### INSTRUCTION
Tell how many lines in the data below hold the string "fuels"; give nothing but the number.

Figure record listings:

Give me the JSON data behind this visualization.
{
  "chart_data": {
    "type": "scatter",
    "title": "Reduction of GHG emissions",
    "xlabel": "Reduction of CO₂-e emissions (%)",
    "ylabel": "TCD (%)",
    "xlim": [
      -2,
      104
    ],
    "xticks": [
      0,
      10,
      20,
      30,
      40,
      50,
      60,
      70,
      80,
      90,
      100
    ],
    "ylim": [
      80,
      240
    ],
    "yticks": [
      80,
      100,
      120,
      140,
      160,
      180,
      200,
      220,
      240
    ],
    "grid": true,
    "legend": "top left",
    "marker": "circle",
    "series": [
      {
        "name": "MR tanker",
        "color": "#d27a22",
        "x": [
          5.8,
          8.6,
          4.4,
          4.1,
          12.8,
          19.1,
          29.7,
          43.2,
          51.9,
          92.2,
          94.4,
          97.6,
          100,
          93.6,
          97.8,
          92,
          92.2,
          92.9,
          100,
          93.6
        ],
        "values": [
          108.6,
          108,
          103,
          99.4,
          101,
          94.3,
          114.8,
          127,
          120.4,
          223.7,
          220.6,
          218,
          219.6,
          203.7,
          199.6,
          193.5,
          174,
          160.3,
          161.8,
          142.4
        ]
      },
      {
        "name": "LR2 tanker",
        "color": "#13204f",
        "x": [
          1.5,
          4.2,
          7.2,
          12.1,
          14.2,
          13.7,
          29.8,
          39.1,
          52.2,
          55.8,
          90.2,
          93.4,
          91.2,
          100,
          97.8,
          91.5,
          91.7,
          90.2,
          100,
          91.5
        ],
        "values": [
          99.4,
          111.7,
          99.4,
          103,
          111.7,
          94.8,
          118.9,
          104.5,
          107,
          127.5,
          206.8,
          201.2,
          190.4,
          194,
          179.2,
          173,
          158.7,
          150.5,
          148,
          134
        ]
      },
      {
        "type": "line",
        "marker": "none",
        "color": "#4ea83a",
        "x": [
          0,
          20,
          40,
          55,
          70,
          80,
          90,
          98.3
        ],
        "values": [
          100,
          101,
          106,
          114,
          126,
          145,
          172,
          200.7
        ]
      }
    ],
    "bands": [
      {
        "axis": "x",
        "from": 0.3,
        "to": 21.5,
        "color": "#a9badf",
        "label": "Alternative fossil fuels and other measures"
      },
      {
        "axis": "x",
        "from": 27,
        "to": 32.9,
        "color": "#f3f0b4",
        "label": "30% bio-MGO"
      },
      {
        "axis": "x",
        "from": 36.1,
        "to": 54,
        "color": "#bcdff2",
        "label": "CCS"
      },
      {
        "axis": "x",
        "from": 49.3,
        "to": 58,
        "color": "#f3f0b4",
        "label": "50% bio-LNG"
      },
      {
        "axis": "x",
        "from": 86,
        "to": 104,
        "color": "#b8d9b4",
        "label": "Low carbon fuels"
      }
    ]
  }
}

### THE RESPONSE
2